:: Requisiti del problema ::
Trascrivi in forma di elenco numerato le righe dei dati, partendo da quella che contiene "- day-cell[interactable]: 7" e fermandoti dopo quella che contiene "- sunrise-text: Sunrise: 6:59"; tralascia le righe vuote.

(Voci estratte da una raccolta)
▼▼▼
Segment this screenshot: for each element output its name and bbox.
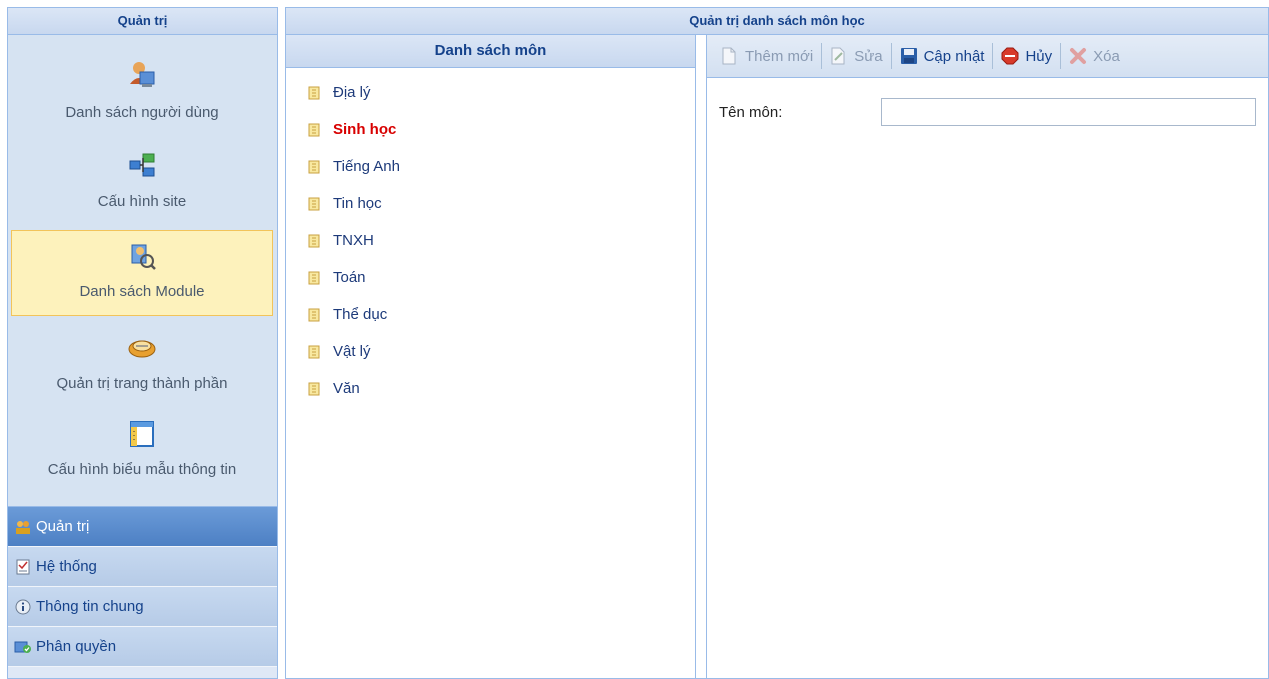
subject-item[interactable]: Toán [286,259,695,296]
form-icon [130,421,154,447]
leaf-node-icon [308,86,320,99]
subject-item[interactable]: Tin học [286,185,695,222]
leaf-node-icon [308,123,320,136]
subject-item[interactable]: Văn [286,370,695,407]
component-icon [128,340,156,358]
sidebar-nav: Quản trị Hệ thống Thông tin chung Phân q… [8,506,277,678]
main-title: Quản trị danh sách môn học [286,8,1268,35]
leaf-node-icon [308,160,320,173]
info-icon [14,599,32,615]
subject-detail-panel: Thêm mới Sửa Cập nhật Hủy Xóa Tên môn: [706,35,1268,678]
edit-label: Sửa [854,47,883,65]
admin-sidebar: Quản trị Danh sách người dùng Cấu hình s… [7,7,278,679]
toolbar-separator [821,43,823,69]
permissions-icon [14,639,32,655]
launcher-forms[interactable]: Cấu hình biểu mẫu thông tin [11,419,273,499]
launcher-modules[interactable]: Danh sách Module [11,230,273,316]
subject-label: Thể dục [333,306,388,323]
leaf-node-icon [308,345,320,358]
subject-list-panel: Danh sách môn Địa lý Sinh học Tiếng Anh … [286,35,696,678]
subject-name-label: Tên môn: [719,103,783,121]
delete-icon [1069,47,1087,65]
delete-label: Xóa [1093,47,1120,65]
subject-item-selected[interactable]: Sinh học [286,111,695,148]
subject-label: TNXH [333,232,374,249]
launcher-components[interactable]: Quản trị trang thành phần [11,333,273,413]
leaf-node-icon [308,308,320,321]
edit-button[interactable]: Sửa [824,41,888,71]
subject-label: Vật lý [333,343,371,360]
launcher-modules-label: Danh sách Module [79,283,205,300]
toolbar-separator [890,43,892,69]
admin-icon [14,519,32,535]
nav-item-system[interactable]: Hệ thống [8,547,277,587]
launcher-site-config[interactable]: Cấu hình site [11,151,273,231]
subject-item[interactable]: Thể dục [286,296,695,333]
launcher-users[interactable]: Danh sách người dùng [11,60,273,140]
nav-item-admin[interactable]: Quản trị [8,507,277,547]
module-icon [131,244,156,270]
nav-item-general-info-label: Thông tin chung [36,598,144,615]
launcher-panel: Danh sách người dùng Cấu hình site Danh … [8,35,277,506]
update-label: Cập nhật [923,47,985,65]
delete-button[interactable]: Xóa [1063,41,1126,71]
save-icon [900,47,918,65]
nav-item-permissions[interactable]: Phân quyền [8,627,277,667]
launcher-components-label: Quản trị trang thành phần [56,375,228,392]
nav-item-system-label: Hệ thống [36,558,97,575]
leaf-node-icon [308,271,320,284]
add-new-button[interactable]: Thêm mới [715,41,819,71]
leaf-node-icon [308,382,320,395]
subject-name-row: Tên môn: [719,98,1256,126]
cancel-button[interactable]: Hủy [995,41,1058,71]
subject-item[interactable]: TNXH [286,222,695,259]
subject-label: Địa lý [333,84,371,101]
toolbar-separator [992,43,994,69]
subject-item[interactable]: Vật lý [286,333,695,370]
launcher-forms-label: Cấu hình biểu mẫu thông tin [47,461,237,478]
nav-item-permissions-label: Phân quyền [36,638,117,655]
subject-label: Toán [333,269,366,286]
edit-icon [830,47,848,65]
toolbar-separator [1060,43,1062,69]
nav-item-general-info[interactable]: Thông tin chung [8,587,277,627]
main-panel: Quản trị danh sách môn học Danh sách môn… [285,7,1269,679]
checklist-icon [14,559,32,575]
subject-item[interactable]: Địa lý [286,74,695,111]
subject-label: Tin học [333,195,382,212]
leaf-node-icon [308,234,320,247]
subject-label: Sinh học [333,121,397,138]
network-icon [129,153,155,177]
update-button[interactable]: Cập nhật [894,41,991,71]
cancel-label: Hủy [1025,47,1053,65]
subject-list: Địa lý Sinh học Tiếng Anh Tin học TNXH T… [286,68,695,407]
new-document-icon [721,47,739,65]
launcher-site-config-label: Cấu hình site [97,193,187,210]
subject-name-input[interactable] [880,98,1256,126]
leaf-node-icon [308,197,320,210]
users-icon [130,62,155,87]
subject-label: Văn [333,380,360,397]
nav-item-admin-label: Quản trị [36,518,90,535]
sidebar-title: Quản trị [8,8,277,35]
detail-toolbar: Thêm mới Sửa Cập nhật Hủy Xóa [707,35,1268,78]
add-new-label: Thêm mới [745,47,814,65]
stop-icon [1001,47,1019,65]
subject-label: Tiếng Anh [333,158,400,175]
subject-item[interactable]: Tiếng Anh [286,148,695,185]
subject-list-title: Danh sách môn [286,35,695,68]
launcher-users-label: Danh sách người dùng [65,104,219,121]
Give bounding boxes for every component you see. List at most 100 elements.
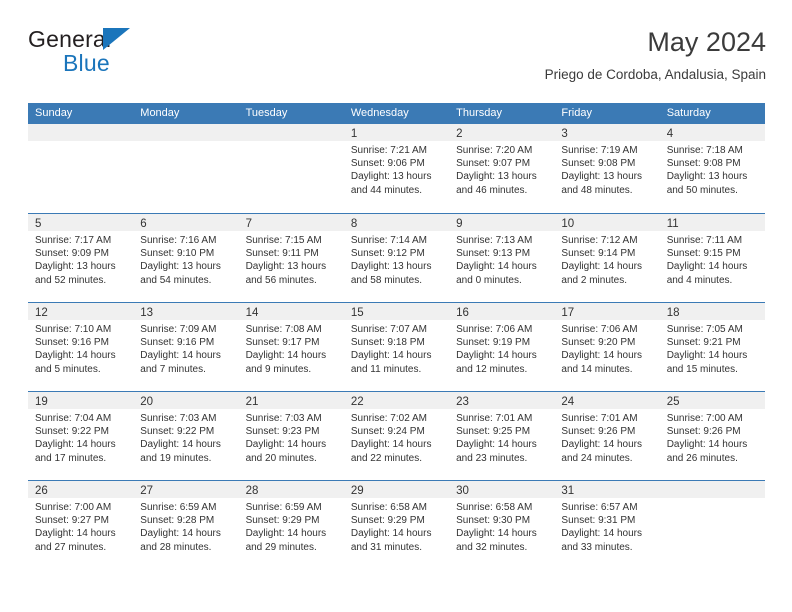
- day-cell[interactable]: 7 Sunrise: 7:15 AM Sunset: 9:11 PM Dayli…: [238, 214, 344, 302]
- day-cell[interactable]: 28 Sunrise: 6:59 AM Sunset: 9:29 PM Dayl…: [238, 481, 344, 569]
- day-cell[interactable]: 8 Sunrise: 7:14 AM Sunset: 9:12 PM Dayli…: [343, 214, 450, 302]
- day-details: Sunrise: 7:07 AM Sunset: 9:18 PM Dayligh…: [344, 320, 449, 376]
- sunrise-text: Sunrise: 6:59 AM: [245, 502, 322, 513]
- day-cell[interactable]: [659, 481, 765, 569]
- day-number: 28: [245, 485, 259, 497]
- daylight-text-line1: Daylight: 14 hours: [456, 528, 537, 540]
- day-number-band: 16: [449, 303, 555, 320]
- day-cell[interactable]: 16 Sunrise: 7:06 AM Sunset: 9:19 PM Dayl…: [449, 303, 555, 391]
- daylight-text-line2: and 29 minutes.: [245, 541, 317, 553]
- sunset-text: Sunset: 9:08 PM: [561, 158, 636, 170]
- week-row: 12 Sunrise: 7:10 AM Sunset: 9:16 PM Dayl…: [28, 302, 765, 391]
- daylight-text-line1: Daylight: 14 hours: [456, 261, 537, 273]
- day-details: Sunrise: 6:59 AM Sunset: 9:28 PM Dayligh…: [133, 498, 238, 554]
- daylight-text-line2: and 48 minutes.: [561, 184, 633, 196]
- day-cell[interactable]: 3 Sunrise: 7:19 AM Sunset: 9:08 PM Dayli…: [554, 124, 660, 213]
- day-details: Sunrise: 7:03 AM Sunset: 9:22 PM Dayligh…: [133, 409, 238, 465]
- sunrise-text: Sunrise: 7:02 AM: [350, 413, 427, 424]
- day-cell[interactable]: 1 Sunrise: 7:21 AM Sunset: 9:06 PM Dayli…: [343, 124, 450, 213]
- day-cell[interactable]: 20 Sunrise: 7:03 AM Sunset: 9:22 PM Dayl…: [133, 392, 239, 480]
- day-details: Sunrise: 7:01 AM Sunset: 9:26 PM Dayligh…: [554, 409, 659, 465]
- sunrise-text: Sunrise: 7:17 AM: [35, 235, 112, 246]
- day-cell[interactable]: 23 Sunrise: 7:01 AM Sunset: 9:25 PM Dayl…: [449, 392, 555, 480]
- day-cell[interactable]: 9 Sunrise: 7:13 AM Sunset: 9:13 PM Dayli…: [449, 214, 555, 302]
- day-cell[interactable]: [238, 124, 344, 213]
- day-number: 19: [35, 396, 48, 408]
- day-details: Sunrise: 7:12 AM Sunset: 9:14 PM Dayligh…: [554, 231, 659, 287]
- daylight-text-line1: Daylight: 14 hours: [350, 528, 432, 540]
- day-cell[interactable]: 12 Sunrise: 7:10 AM Sunset: 9:16 PM Dayl…: [28, 303, 134, 391]
- day-number: 4: [666, 128, 674, 140]
- day-details: Sunrise: 7:11 AM Sunset: 9:15 PM Dayligh…: [660, 231, 765, 287]
- day-cell[interactable]: 19 Sunrise: 7:04 AM Sunset: 9:22 PM Dayl…: [28, 392, 134, 480]
- day-cell[interactable]: 15 Sunrise: 7:07 AM Sunset: 9:18 PM Dayl…: [343, 303, 450, 391]
- day-cell[interactable]: 30 Sunrise: 6:58 AM Sunset: 9:30 PM Dayl…: [449, 481, 555, 569]
- sunset-text: Sunset: 9:14 PM: [561, 248, 636, 260]
- day-number-band: 22: [343, 392, 450, 409]
- day-cell[interactable]: 29 Sunrise: 6:58 AM Sunset: 9:29 PM Dayl…: [343, 481, 450, 569]
- day-cell[interactable]: 21 Sunrise: 7:03 AM Sunset: 9:23 PM Dayl…: [238, 392, 344, 480]
- sunset-text: Sunset: 9:09 PM: [35, 248, 109, 260]
- daylight-text-line2: and 54 minutes.: [140, 274, 212, 286]
- day-cell[interactable]: 11 Sunrise: 7:11 AM Sunset: 9:15 PM Dayl…: [659, 214, 765, 302]
- day-cell[interactable]: 2 Sunrise: 7:20 AM Sunset: 9:07 PM Dayli…: [449, 124, 555, 213]
- weekday-sunday: Sunday: [35, 107, 73, 119]
- day-cell[interactable]: 10 Sunrise: 7:12 AM Sunset: 9:14 PM Dayl…: [554, 214, 660, 302]
- sunset-text: Sunset: 9:19 PM: [456, 337, 531, 349]
- day-number: 6: [140, 218, 147, 230]
- day-number-band: 14: [238, 303, 344, 320]
- day-cell[interactable]: 17 Sunrise: 7:06 AM Sunset: 9:20 PM Dayl…: [554, 303, 660, 391]
- day-number: 15: [350, 307, 364, 319]
- day-cell[interactable]: 22 Sunrise: 7:02 AM Sunset: 9:24 PM Dayl…: [343, 392, 450, 480]
- day-number: 1: [350, 128, 358, 140]
- day-cell[interactable]: 27 Sunrise: 6:59 AM Sunset: 9:28 PM Dayl…: [133, 481, 239, 569]
- day-number: 10: [561, 218, 575, 230]
- day-number-band: 8: [343, 214, 450, 231]
- daylight-text-line1: Daylight: 14 hours: [245, 439, 327, 451]
- daylight-text-line2: and 0 minutes.: [456, 274, 522, 286]
- day-number: 30: [456, 485, 469, 497]
- day-cell[interactable]: 13 Sunrise: 7:09 AM Sunset: 9:16 PM Dayl…: [133, 303, 239, 391]
- day-number-band: 4: [659, 124, 765, 141]
- daylight-text-line2: and 17 minutes.: [35, 452, 107, 464]
- day-cell[interactable]: 6 Sunrise: 7:16 AM Sunset: 9:10 PM Dayli…: [133, 214, 239, 302]
- generalblue-logo[interactable]: General Blue: [28, 26, 208, 86]
- day-details: Sunrise: 7:19 AM Sunset: 9:08 PM Dayligh…: [554, 141, 659, 197]
- day-details: Sunrise: 7:09 AM Sunset: 9:16 PM Dayligh…: [133, 320, 238, 376]
- day-number: 8: [350, 218, 358, 230]
- day-number-band: 28: [238, 481, 344, 498]
- day-cell[interactable]: 18 Sunrise: 7:05 AM Sunset: 9:21 PM Dayl…: [659, 303, 765, 391]
- day-cell[interactable]: 25 Sunrise: 7:00 AM Sunset: 9:26 PM Dayl…: [659, 392, 765, 480]
- page-title: May 2024: [647, 27, 766, 57]
- sunrise-text: Sunrise: 7:04 AM: [35, 413, 112, 424]
- day-cell[interactable]: 4 Sunrise: 7:18 AM Sunset: 9:08 PM Dayli…: [659, 124, 765, 213]
- sunset-text: Sunset: 9:26 PM: [666, 426, 741, 438]
- day-cell[interactable]: 14 Sunrise: 7:08 AM Sunset: 9:17 PM Dayl…: [238, 303, 344, 391]
- sunset-text: Sunset: 9:23 PM: [245, 426, 320, 438]
- week-row: 5 Sunrise: 7:17 AM Sunset: 9:09 PM Dayli…: [28, 213, 765, 302]
- day-cell[interactable]: [28, 124, 134, 213]
- weekday-thursday: Thursday: [456, 107, 502, 119]
- day-number-band: 3: [554, 124, 660, 141]
- daylight-text-line1: Daylight: 13 hours: [350, 261, 432, 273]
- day-cell[interactable]: 26 Sunrise: 7:00 AM Sunset: 9:27 PM Dayl…: [28, 481, 134, 569]
- day-number: 25: [666, 396, 680, 408]
- day-cell[interactable]: 31 Sunrise: 6:57 AM Sunset: 9:31 PM Dayl…: [554, 481, 660, 569]
- daylight-text-line2: and 56 minutes.: [245, 274, 317, 286]
- daylight-text-line2: and 58 minutes.: [350, 274, 423, 286]
- logo-text-blue: Blue: [63, 50, 110, 76]
- sunrise-text: Sunrise: 7:07 AM: [350, 324, 427, 335]
- day-details: Sunrise: 7:10 AM Sunset: 9:16 PM Dayligh…: [28, 320, 133, 376]
- daylight-text-line1: Daylight: 14 hours: [456, 350, 537, 362]
- weekday-saturday: Saturday: [666, 107, 711, 119]
- day-number: 27: [140, 485, 154, 497]
- day-cell[interactable]: 24 Sunrise: 7:01 AM Sunset: 9:26 PM Dayl…: [554, 392, 660, 480]
- day-number: 14: [245, 307, 259, 319]
- week-row: 26 Sunrise: 7:00 AM Sunset: 9:27 PM Dayl…: [28, 480, 765, 569]
- daylight-text-line1: Daylight: 13 hours: [561, 171, 643, 183]
- sunrise-text: Sunrise: 7:01 AM: [561, 413, 638, 424]
- day-cell[interactable]: 5 Sunrise: 7:17 AM Sunset: 9:09 PM Dayli…: [28, 214, 134, 302]
- day-number-band: 29: [343, 481, 450, 498]
- daylight-text-line2: and 46 minutes.: [456, 184, 528, 196]
- day-cell[interactable]: [133, 124, 239, 213]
▲▲▲
:: Soluzione del problema ::
1. - day-cell[interactable]: 7 Sunrise: 7:15 AM Sunset: 9:11 PM Dayli…: [238, 214, 344, 302]
2. - day-cell[interactable]: 28 Sunrise: 6:59 AM Sunset: 9:29 PM Dayl…: [238, 481, 344, 569]
3. - day-cell[interactable]: 8 Sunrise: 7:14 AM Sunset: 9:12 PM Dayli…: [343, 214, 450, 302]
4. - day-details: Sunrise: 7:07 AM Sunset: 9:18 PM Dayligh…: [344, 320, 449, 376]
5. - sunrise-text: Sunrise: 6:59 AM: [245, 502, 322, 513]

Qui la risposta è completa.